#### EXERCISE PROMPT
Every entry below should be printed exactly, without its images.

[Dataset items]
+ + + +

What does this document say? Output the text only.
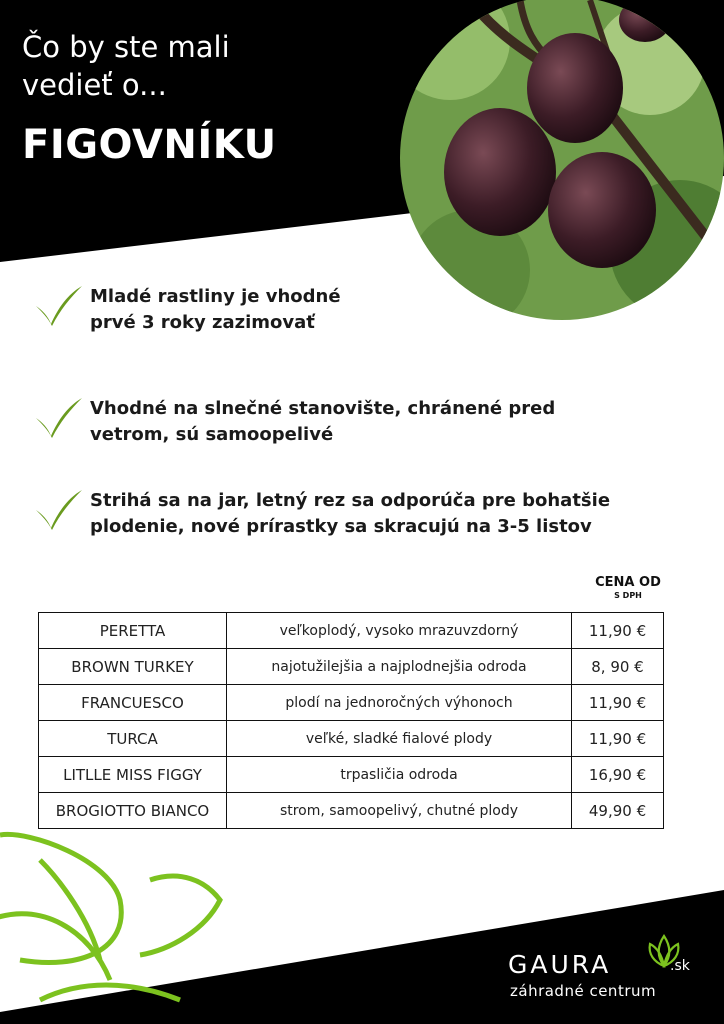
Čo by ste mali
vedieť o...
FIGOVNÍKU
Mladé rastliny je vhodné
prvé 3 roky zazimovať
Vhodné na slnečné stanovište, chránené pred
vetrom, sú samoopelivé
Strihá sa na jar, letný rez sa odporúča pre bohatšie
plodenie, nové prírastky sa skracujú na 3-5 listov
CENA OD
S DPH
PERETTA	veľkoplodý, vysoko mrazuvzdorný	11,90 €
BROWN TURKEY	najotužilejšia a najplodnejšia odroda	8, 90 €
FRANCUESCO	plodí na jednoročných výhonoch	11,90 €
TURCA	veľké, sladké fialové plody	11,90 €
LITLLE MISS FIGGY	trpasličia odroda	16,90 €
BROGIOTTO BIANCO	strom, samoopelivý, chutné plody	49,90 €
GAURA	.sk
záhradné centrum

+ + + +

#### SOLUTION TO THE PROBLEM
What does this document say? Output the text only.
Čo by ste mali
vedieť o...
FIGOVNÍKU
Mladé rastliny je vhodné
prvé 3 roky zazimovať
Vhodné na slnečné stanovište, chránené pred
vetrom, sú samoopelivé
Strihá sa na jar, letný rez sa odporúča pre bohatšie
plodenie, nové prírastky sa skracujú na 3-5 listov
CENA OD
S DPH
PERETTA	veľkoplodý, vysoko mrazuvzdorný	11,90 €
BROWN TURKEY	najotužilejšia a najplodnejšia odroda	8, 90 €
FRANCUESCO	plodí na jednoročných výhonoch	11,90 €
TURCA	veľké, sladké fialové plody	11,90 €
LITLLE MISS FIGGY	trpasličia odroda	16,90 €
BROGIOTTO BIANCO	strom, samoopelivý, chutné plody	49,90 €
GAURA	.sk
záhradné centrum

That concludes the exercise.